— begin ENTRIES —

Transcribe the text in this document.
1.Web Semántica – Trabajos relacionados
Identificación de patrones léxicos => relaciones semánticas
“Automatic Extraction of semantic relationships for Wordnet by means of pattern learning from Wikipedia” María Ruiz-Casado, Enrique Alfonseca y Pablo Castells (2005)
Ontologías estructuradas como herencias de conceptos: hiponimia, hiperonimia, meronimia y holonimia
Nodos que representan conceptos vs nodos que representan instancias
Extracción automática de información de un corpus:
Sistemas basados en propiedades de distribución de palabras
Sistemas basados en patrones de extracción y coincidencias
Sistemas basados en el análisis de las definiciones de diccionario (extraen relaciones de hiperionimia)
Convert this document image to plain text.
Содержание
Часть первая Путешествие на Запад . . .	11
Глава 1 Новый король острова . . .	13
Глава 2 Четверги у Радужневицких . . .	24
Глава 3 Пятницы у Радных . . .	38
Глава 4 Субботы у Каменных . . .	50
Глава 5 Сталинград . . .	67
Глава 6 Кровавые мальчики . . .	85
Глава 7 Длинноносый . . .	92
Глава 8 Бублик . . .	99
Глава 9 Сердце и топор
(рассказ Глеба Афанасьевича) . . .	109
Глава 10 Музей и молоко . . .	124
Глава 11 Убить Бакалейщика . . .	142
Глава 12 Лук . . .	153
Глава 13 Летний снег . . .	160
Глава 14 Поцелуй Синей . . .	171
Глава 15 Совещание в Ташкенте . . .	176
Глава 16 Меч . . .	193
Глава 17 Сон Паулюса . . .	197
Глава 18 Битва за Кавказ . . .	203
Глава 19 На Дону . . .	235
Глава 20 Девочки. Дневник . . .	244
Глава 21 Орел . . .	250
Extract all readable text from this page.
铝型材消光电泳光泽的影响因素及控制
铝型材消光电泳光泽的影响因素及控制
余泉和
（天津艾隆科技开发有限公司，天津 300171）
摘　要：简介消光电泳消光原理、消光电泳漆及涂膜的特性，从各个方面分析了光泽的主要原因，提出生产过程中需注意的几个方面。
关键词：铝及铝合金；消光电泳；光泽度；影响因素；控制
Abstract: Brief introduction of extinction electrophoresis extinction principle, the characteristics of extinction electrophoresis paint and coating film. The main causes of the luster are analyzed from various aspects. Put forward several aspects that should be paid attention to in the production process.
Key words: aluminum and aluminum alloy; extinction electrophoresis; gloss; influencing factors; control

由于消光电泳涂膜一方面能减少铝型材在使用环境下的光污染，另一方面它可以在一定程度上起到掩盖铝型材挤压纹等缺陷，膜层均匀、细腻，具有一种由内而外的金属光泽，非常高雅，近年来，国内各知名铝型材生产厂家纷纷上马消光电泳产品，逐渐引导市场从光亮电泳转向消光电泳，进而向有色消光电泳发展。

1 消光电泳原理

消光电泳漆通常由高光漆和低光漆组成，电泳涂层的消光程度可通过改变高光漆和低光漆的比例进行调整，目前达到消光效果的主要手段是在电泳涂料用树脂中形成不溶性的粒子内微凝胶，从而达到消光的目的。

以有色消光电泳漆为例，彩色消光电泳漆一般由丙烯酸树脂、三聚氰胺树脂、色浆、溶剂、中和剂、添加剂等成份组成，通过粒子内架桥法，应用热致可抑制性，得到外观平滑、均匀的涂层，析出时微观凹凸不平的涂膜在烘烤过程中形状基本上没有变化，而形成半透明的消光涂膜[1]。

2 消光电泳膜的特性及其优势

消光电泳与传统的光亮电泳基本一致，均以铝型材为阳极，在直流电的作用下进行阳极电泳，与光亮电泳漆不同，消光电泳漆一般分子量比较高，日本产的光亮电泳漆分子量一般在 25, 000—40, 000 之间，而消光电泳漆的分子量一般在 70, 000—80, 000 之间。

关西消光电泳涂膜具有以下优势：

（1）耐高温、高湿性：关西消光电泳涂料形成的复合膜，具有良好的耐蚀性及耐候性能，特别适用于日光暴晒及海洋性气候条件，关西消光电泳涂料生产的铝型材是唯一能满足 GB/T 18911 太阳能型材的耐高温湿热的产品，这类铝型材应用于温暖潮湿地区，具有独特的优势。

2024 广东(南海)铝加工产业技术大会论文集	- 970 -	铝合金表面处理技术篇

— end ENTRIES —

| GOAL OF THE EXERCISE |
Set down, word for word, only the lines running from the line with "Convert this document image to plain text." to the last line of the listing above. Both of those lines belong in your answer.

| CORRECT OUTPUT |
Convert this document image to plain text.
Содержание
Часть первая Путешествие на Запад . . .	11
Глава 1 Новый король острова . . .	13
Глава 2 Четверги у Радужневицких . . .	24
Глава 3 Пятницы у Радных . . .	38
Глава 4 Субботы у Каменных . . .	50
Глава 5 Сталинград . . .	67
Глава 6 Кровавые мальчики . . .	85
Глава 7 Длинноносый . . .	92
Глава 8 Бублик . . .	99
Глава 9 Сердце и топор
(рассказ Глеба Афанасьевича) . . .	109
Глава 10 Музей и молоко . . .	124
Глава 11 Убить Бакалейщика . . .	142
Глава 12 Лук . . .	153
Глава 13 Летний снег . . .	160
Глава 14 Поцелуй Синей . . .	171
Глава 15 Совещание в Ташкенте . . .	176
Глава 16 Меч . . .	193
Глава 17 Сон Паулюса . . .	197
Глава 18 Битва за Кавказ . . .	203
Глава 19 На Дону . . .	235
Глава 20 Девочки. Дневник . . .	244
Глава 21 Орел . . .	250
Extract all readable text from this page.
铝型材消光电泳光泽的影响因素及控制
铝型材消光电泳光泽的影响因素及控制
余泉和
（天津艾隆科技开发有限公司，天津 300171）
摘　要：简介消光电泳消光原理、消光电泳漆及涂膜的特性，从各个方面分析了光泽的主要原因，提出生产过程中需注意的几个方面。
关键词：铝及铝合金；消光电泳；光泽度；影响因素；控制
Abstract: Brief introduction of extinction electrophoresis extinction principle, the characteristics of extinction electrophoresis paint and coating film. The main causes of the luster are analyzed from various aspects. Put forward several aspects that should be paid attention to in the production process.
Key words: aluminum and aluminum alloy; extinction electrophoresis; gloss; influencing factors; control

由于消光电泳涂膜一方面能减少铝型材在使用环境下的光污染，另一方面它可以在一定程度上起到掩盖铝型材挤压纹等缺陷，膜层均匀、细腻，具有一种由内而外的金属光泽，非常高雅，近年来，国内各知名铝型材生产厂家纷纷上马消光电泳产品，逐渐引导市场从光亮电泳转向消光电泳，进而向有色消光电泳发展。

1 消光电泳原理

消光电泳漆通常由高光漆和低光漆组成，电泳涂层的消光程度可通过改变高光漆和低光漆的比例进行调整，目前达到消光效果的主要手段是在电泳涂料用树脂中形成不溶性的粒子内微凝胶，从而达到消光的目的。

以有色消光电泳漆为例，彩色消光电泳漆一般由丙烯酸树脂、三聚氰胺树脂、色浆、溶剂、中和剂、添加剂等成份组成，通过粒子内架桥法，应用热致可抑制性，得到外观平滑、均匀的涂层，析出时微观凹凸不平的涂膜在烘烤过程中形状基本上没有变化，而形成半透明的消光涂膜[1]。

2 消光电泳膜的特性及其优势

消光电泳与传统的光亮电泳基本一致，均以铝型材为阳极，在直流电的作用下进行阳极电泳，与光亮电泳漆不同，消光电泳漆一般分子量比较高，日本产的光亮电泳漆分子量一般在 25, 000—40, 000 之间，而消光电泳漆的分子量一般在 70, 000—80, 000 之间。

关西消光电泳涂膜具有以下优势：

（1）耐高温、高湿性：关西消光电泳涂料形成的复合膜，具有良好的耐蚀性及耐候性能，特别适用于日光暴晒及海洋性气候条件，关西消光电泳涂料生产的铝型材是唯一能满足 GB/T 18911 太阳能型材的耐高温湿热的产品，这类铝型材应用于温暖潮湿地区，具有独特的优势。

2024 广东(南海)铝加工产业技术大会论文集	- 970 -	铝合金表面处理技术篇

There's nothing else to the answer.